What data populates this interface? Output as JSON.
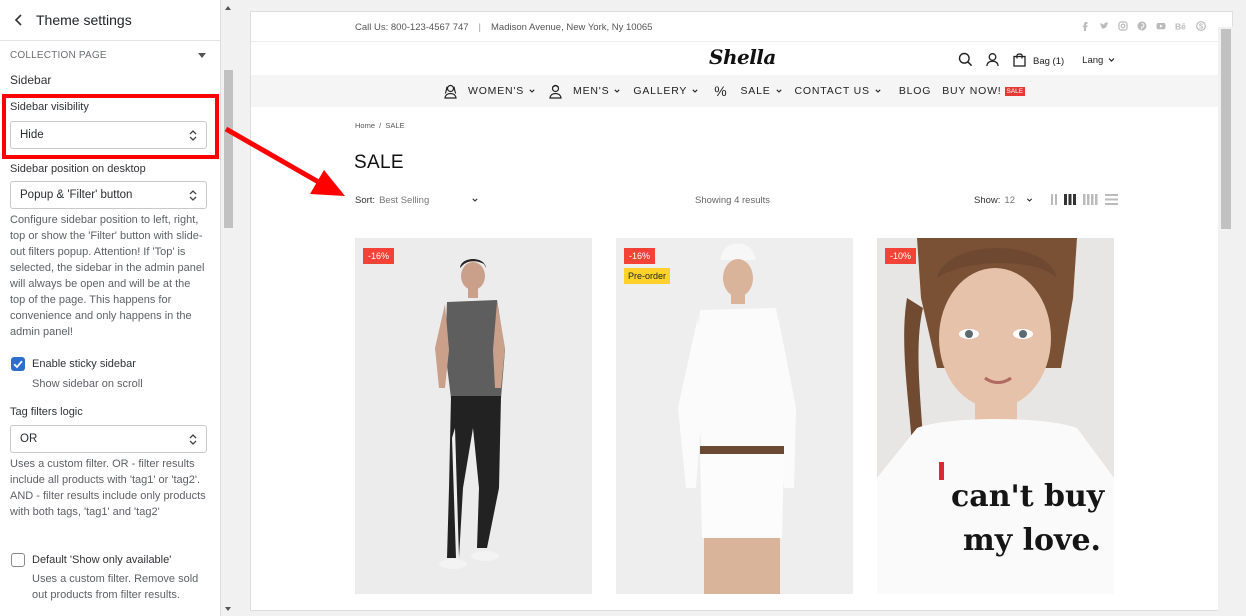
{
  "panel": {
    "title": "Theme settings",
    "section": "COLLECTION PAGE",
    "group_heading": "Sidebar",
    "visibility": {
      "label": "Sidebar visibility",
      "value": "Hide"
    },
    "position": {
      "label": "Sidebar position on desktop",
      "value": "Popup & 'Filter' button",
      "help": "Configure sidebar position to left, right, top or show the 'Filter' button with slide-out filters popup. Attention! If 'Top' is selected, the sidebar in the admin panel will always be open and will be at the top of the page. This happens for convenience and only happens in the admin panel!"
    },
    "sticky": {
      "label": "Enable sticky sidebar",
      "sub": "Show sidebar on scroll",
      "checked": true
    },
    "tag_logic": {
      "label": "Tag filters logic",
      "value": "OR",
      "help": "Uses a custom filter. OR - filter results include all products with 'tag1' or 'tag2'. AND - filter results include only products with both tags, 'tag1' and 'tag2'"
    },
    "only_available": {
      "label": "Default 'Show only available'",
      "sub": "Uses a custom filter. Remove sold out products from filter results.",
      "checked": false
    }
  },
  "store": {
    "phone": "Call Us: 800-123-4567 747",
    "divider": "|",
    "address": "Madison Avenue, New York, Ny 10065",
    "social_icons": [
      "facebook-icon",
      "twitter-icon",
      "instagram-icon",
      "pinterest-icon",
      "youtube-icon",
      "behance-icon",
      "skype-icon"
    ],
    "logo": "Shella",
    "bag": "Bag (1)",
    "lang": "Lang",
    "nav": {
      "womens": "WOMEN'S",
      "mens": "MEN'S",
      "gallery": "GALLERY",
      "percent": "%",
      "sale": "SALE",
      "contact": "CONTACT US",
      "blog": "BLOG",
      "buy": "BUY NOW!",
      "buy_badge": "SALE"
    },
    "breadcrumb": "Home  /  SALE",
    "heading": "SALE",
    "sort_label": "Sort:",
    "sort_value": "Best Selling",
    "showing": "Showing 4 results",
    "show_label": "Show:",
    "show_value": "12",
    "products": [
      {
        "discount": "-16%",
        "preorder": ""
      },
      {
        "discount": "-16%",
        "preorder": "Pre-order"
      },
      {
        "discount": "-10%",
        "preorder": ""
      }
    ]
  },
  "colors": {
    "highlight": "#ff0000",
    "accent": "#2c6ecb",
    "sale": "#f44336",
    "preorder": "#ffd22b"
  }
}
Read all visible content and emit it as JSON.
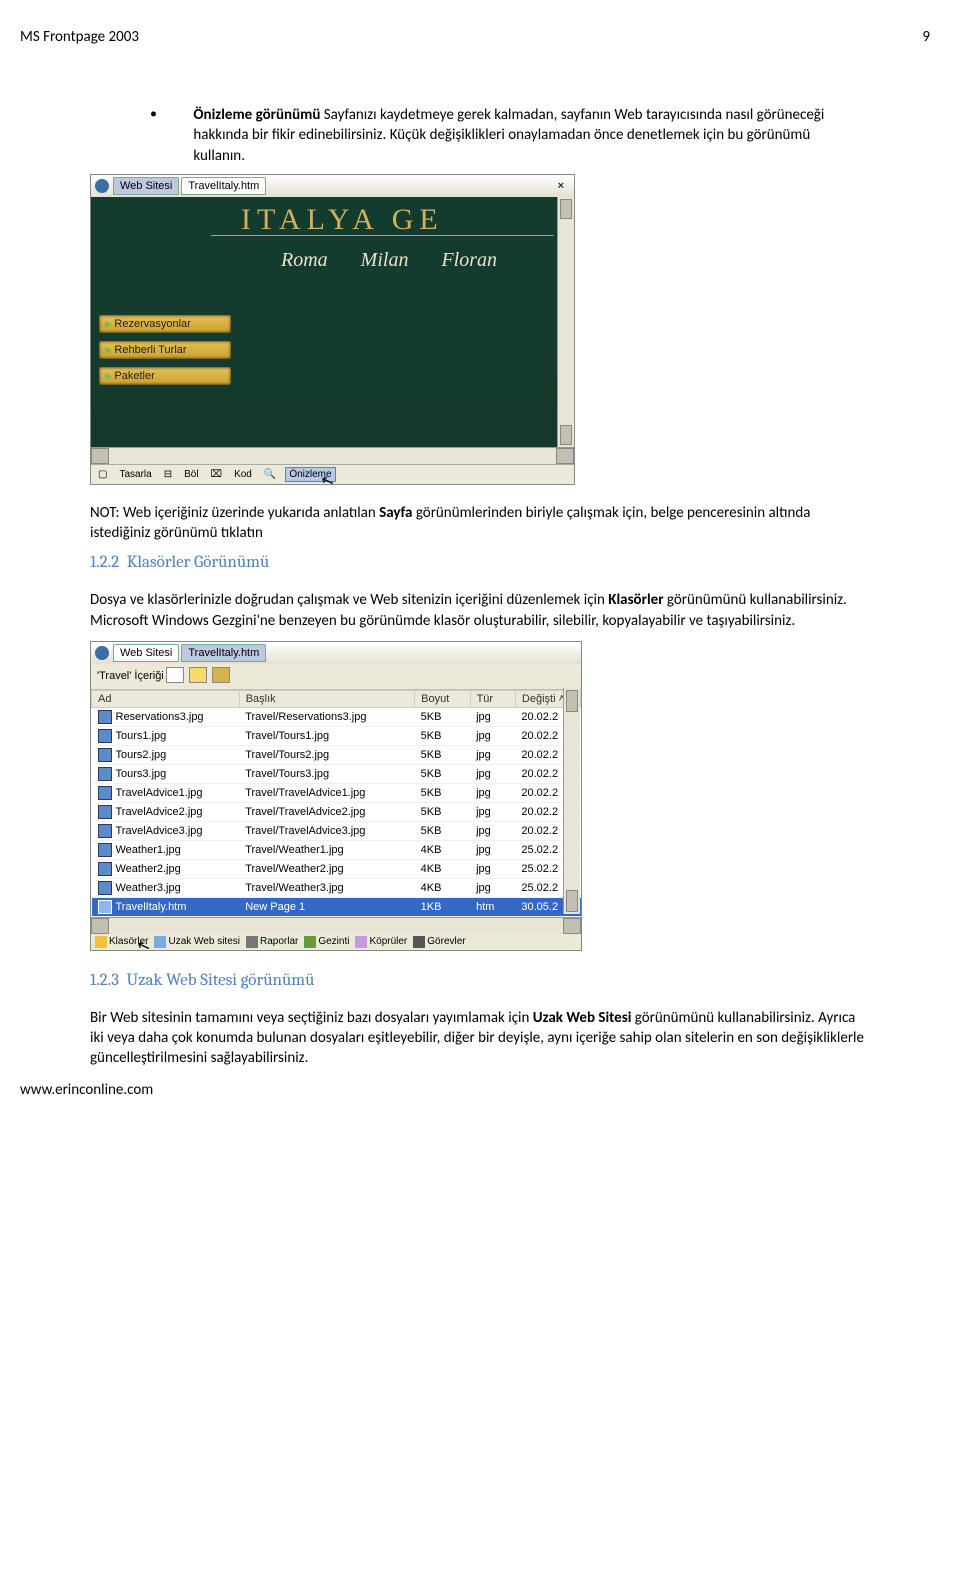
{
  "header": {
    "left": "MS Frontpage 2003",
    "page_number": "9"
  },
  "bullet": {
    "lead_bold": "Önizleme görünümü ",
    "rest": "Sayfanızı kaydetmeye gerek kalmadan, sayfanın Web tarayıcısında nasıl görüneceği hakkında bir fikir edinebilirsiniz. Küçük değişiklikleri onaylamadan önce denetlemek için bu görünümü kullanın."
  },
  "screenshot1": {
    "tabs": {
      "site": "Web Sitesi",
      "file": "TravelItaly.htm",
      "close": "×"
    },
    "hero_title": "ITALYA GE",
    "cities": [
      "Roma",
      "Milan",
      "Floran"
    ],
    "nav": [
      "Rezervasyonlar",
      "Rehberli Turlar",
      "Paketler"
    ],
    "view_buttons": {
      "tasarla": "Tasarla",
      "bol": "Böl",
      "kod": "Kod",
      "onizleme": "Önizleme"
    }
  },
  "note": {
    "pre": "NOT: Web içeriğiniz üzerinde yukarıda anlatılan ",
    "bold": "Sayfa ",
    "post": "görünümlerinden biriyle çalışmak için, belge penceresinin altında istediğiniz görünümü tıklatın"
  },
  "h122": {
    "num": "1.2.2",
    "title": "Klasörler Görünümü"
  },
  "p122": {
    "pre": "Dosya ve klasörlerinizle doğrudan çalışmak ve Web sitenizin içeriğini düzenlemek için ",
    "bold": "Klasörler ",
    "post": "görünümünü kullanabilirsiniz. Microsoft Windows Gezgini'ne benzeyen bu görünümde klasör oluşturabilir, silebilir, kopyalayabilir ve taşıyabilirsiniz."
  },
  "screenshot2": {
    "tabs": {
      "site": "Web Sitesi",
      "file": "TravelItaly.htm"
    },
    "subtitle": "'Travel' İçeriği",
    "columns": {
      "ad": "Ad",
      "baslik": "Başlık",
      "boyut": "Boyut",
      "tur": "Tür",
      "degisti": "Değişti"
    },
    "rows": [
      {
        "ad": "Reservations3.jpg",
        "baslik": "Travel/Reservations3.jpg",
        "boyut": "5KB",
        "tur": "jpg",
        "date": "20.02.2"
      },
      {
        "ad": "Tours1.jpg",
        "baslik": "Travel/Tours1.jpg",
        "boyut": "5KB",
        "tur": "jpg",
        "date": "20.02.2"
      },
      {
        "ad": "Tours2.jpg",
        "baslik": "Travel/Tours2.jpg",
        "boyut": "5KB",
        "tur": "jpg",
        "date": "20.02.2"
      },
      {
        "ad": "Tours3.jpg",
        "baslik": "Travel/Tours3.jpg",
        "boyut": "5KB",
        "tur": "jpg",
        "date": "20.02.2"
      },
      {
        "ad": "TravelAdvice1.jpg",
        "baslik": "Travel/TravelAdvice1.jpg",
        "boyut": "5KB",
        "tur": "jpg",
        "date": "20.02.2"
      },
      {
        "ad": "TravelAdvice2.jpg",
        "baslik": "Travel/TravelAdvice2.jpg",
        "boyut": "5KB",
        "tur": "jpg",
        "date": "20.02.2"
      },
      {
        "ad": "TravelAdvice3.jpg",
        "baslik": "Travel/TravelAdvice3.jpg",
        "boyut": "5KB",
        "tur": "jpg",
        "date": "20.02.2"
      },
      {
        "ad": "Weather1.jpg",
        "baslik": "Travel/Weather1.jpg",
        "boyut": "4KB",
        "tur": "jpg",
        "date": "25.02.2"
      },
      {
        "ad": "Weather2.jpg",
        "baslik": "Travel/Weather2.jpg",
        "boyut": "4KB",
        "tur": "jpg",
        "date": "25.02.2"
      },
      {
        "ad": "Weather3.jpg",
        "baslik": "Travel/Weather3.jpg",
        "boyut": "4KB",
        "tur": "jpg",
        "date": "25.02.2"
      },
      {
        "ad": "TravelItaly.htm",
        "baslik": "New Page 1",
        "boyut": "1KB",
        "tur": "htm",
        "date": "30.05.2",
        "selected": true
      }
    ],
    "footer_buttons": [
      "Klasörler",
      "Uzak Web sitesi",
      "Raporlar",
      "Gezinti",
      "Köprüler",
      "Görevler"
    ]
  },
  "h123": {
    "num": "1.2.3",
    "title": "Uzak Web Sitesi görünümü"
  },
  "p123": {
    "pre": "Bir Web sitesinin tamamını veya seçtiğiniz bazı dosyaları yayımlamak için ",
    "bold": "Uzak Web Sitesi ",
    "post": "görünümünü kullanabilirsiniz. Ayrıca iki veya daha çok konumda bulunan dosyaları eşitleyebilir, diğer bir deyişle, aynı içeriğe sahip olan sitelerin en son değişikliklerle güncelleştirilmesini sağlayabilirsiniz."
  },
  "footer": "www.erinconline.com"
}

····················

Task to carry out:
Give the entries again word for word, but skip the pictures.

Result of the task:
What data populates this interface? Output as JSON.
{
  "panel": {
    "title": "Theme settings",
    "section": "COLLECTION PAGE",
    "group_heading": "Sidebar",
    "visibility": {
      "label": "Sidebar visibility",
      "value": "Hide"
    },
    "position": {
      "label": "Sidebar position on desktop",
      "value": "Popup & 'Filter' button",
      "help": "Configure sidebar position to left, right, top or show the 'Filter' button with slide-out filters popup. Attention! If 'Top' is selected, the sidebar in the admin panel will always be open and will be at the top of the page. This happens for convenience and only happens in the admin panel!"
    },
    "sticky": {
      "label": "Enable sticky sidebar",
      "sub": "Show sidebar on scroll",
      "checked": true
    },
    "tag_logic": {
      "label": "Tag filters logic",
      "value": "OR",
      "help": "Uses a custom filter. OR - filter results include all products with 'tag1' or 'tag2'. AND - filter results include only products with both tags, 'tag1' and 'tag2'"
    },
    "only_available": {
      "label": "Default 'Show only available'",
      "sub": "Uses a custom filter. Remove sold out products from filter results.",
      "checked": false
    }
  },
  "store": {
    "phone": "Call Us: 800-123-4567 747",
    "divider": "|",
    "address": "Madison Avenue, New York, Ny 10065",
    "social_icons": [
      "facebook-icon",
      "twitter-icon",
      "instagram-icon",
      "pinterest-icon",
      "youtube-icon",
      "behance-icon",
      "skype-icon"
    ],
    "logo": "Shella",
    "bag": "Bag (1)",
    "lang": "Lang",
    "nav": {
      "womens": "WOMEN'S",
      "mens": "MEN'S",
      "gallery": "GALLERY",
      "percent": "%",
      "sale": "SALE",
      "contact": "CONTACT US",
      "blog": "BLOG",
      "buy": "BUY NOW!",
      "buy_badge": "SALE"
    },
    "breadcrumb": "Home  /  SALE",
    "heading": "SALE",
    "sort_label": "Sort:",
    "sort_value": "Best Selling",
    "showing": "Showing 4 results",
    "show_label": "Show:",
    "show_value": "12",
    "products": [
      {
        "discount": "-16%",
        "preorder": ""
      },
      {
        "discount": "-16%",
        "preorder": "Pre-order"
      },
      {
        "discount": "-10%",
        "preorder": ""
      }
    ]
  },
  "colors": {
    "highlight": "#ff0000",
    "accent": "#2c6ecb",
    "sale": "#f44336",
    "preorder": "#ffd22b"
  }
}
Read all visible content and emit it as JSON.
{
  "header": {
    "left": "MS Frontpage 2003",
    "page_number": "9"
  },
  "bullet": {
    "lead_bold": "Önizleme görünümü ",
    "rest": "Sayfanızı kaydetmeye gerek kalmadan, sayfanın Web tarayıcısında nasıl görüneceği hakkında bir fikir edinebilirsiniz. Küçük değişiklikleri onaylamadan önce denetlemek için bu görünümü kullanın."
  },
  "screenshot1": {
    "tabs": {
      "site": "Web Sitesi",
      "file": "TravelItaly.htm",
      "close": "×"
    },
    "hero_title": "ITALYA GE",
    "cities": [
      "Roma",
      "Milan",
      "Floran"
    ],
    "nav": [
      "Rezervasyonlar",
      "Rehberli Turlar",
      "Paketler"
    ],
    "view_buttons": {
      "tasarla": "Tasarla",
      "bol": "Böl",
      "kod": "Kod",
      "onizleme": "Önizleme"
    }
  },
  "note": {
    "pre": "NOT: Web içeriğiniz üzerinde yukarıda anlatılan ",
    "bold": "Sayfa ",
    "post": "görünümlerinden biriyle çalışmak için, belge penceresinin altında istediğiniz görünümü tıklatın"
  },
  "h122": {
    "num": "1.2.2",
    "title": "Klasörler Görünümü"
  },
  "p122": {
    "pre": "Dosya ve klasörlerinizle doğrudan çalışmak ve Web sitenizin içeriğini düzenlemek için ",
    "bold": "Klasörler ",
    "post": "görünümünü kullanabilirsiniz. Microsoft Windows Gezgini'ne benzeyen bu görünümde klasör oluşturabilir, silebilir, kopyalayabilir ve taşıyabilirsiniz."
  },
  "screenshot2": {
    "tabs": {
      "site": "Web Sitesi",
      "file": "TravelItaly.htm"
    },
    "subtitle": "'Travel' İçeriği",
    "columns": {
      "ad": "Ad",
      "baslik": "Başlık",
      "boyut": "Boyut",
      "tur": "Tür",
      "degisti": "Değişti"
    },
    "rows": [
      {
        "ad": "Reservations3.jpg",
        "baslik": "Travel/Reservations3.jpg",
        "boyut": "5KB",
        "tur": "jpg",
        "date": "20.02.2"
      },
      {
        "ad": "Tours1.jpg",
        "baslik": "Travel/Tours1.jpg",
        "boyut": "5KB",
        "tur": "jpg",
        "date": "20.02.2"
      },
      {
        "ad": "Tours2.jpg",
        "baslik": "Travel/Tours2.jpg",
        "boyut": "5KB",
        "tur": "jpg",
        "date": "20.02.2"
      },
      {
        "ad": "Tours3.jpg",
        "baslik": "Travel/Tours3.jpg",
        "boyut": "5KB",
        "tur": "jpg",
        "date": "20.02.2"
      },
      {
        "ad": "TravelAdvice1.jpg",
        "baslik": "Travel/TravelAdvice1.jpg",
        "boyut": "5KB",
        "tur": "jpg",
        "date": "20.02.2"
      },
      {
        "ad": "TravelAdvice2.jpg",
        "baslik": "Travel/TravelAdvice2.jpg",
        "boyut": "5KB",
        "tur": "jpg",
        "date": "20.02.2"
      },
      {
        "ad": "TravelAdvice3.jpg",
        "baslik": "Travel/TravelAdvice3.jpg",
        "boyut": "5KB",
        "tur": "jpg",
        "date": "20.02.2"
      },
      {
        "ad": "Weather1.jpg",
        "baslik": "Travel/Weather1.jpg",
        "boyut": "4KB",
        "tur": "jpg",
        "date": "25.02.2"
      },
      {
        "ad": "Weather2.jpg",
        "baslik": "Travel/Weather2.jpg",
        "boyut": "4KB",
        "tur": "jpg",
        "date": "25.02.2"
      },
      {
        "ad": "Weather3.jpg",
        "baslik": "Travel/Weather3.jpg",
        "boyut": "4KB",
        "tur": "jpg",
        "date": "25.02.2"
      },
      {
        "ad": "TravelItaly.htm",
        "baslik": "New Page 1",
        "boyut": "1KB",
        "tur": "htm",
        "date": "30.05.2",
        "selected": true
      }
    ],
    "footer_buttons": [
      "Klasörler",
      "Uzak Web sitesi",
      "Raporlar",
      "Gezinti",
      "Köprüler",
      "Görevler"
    ]
  },
  "h123": {
    "num": "1.2.3",
    "title": "Uzak Web Sitesi görünümü"
  },
  "p123": {
    "pre": "Bir Web sitesinin tamamını veya seçtiğiniz bazı dosyaları yayımlamak için ",
    "bold": "Uzak Web Sitesi ",
    "post": "görünümünü kullanabilirsiniz. Ayrıca iki veya daha çok konumda bulunan dosyaları eşitleyebilir, diğer bir deyişle, aynı içeriğe sahip olan sitelerin en son değişikliklerle güncelleştirilmesini sağlayabilirsiniz."
  },
  "footer": "www.erinconline.com"
}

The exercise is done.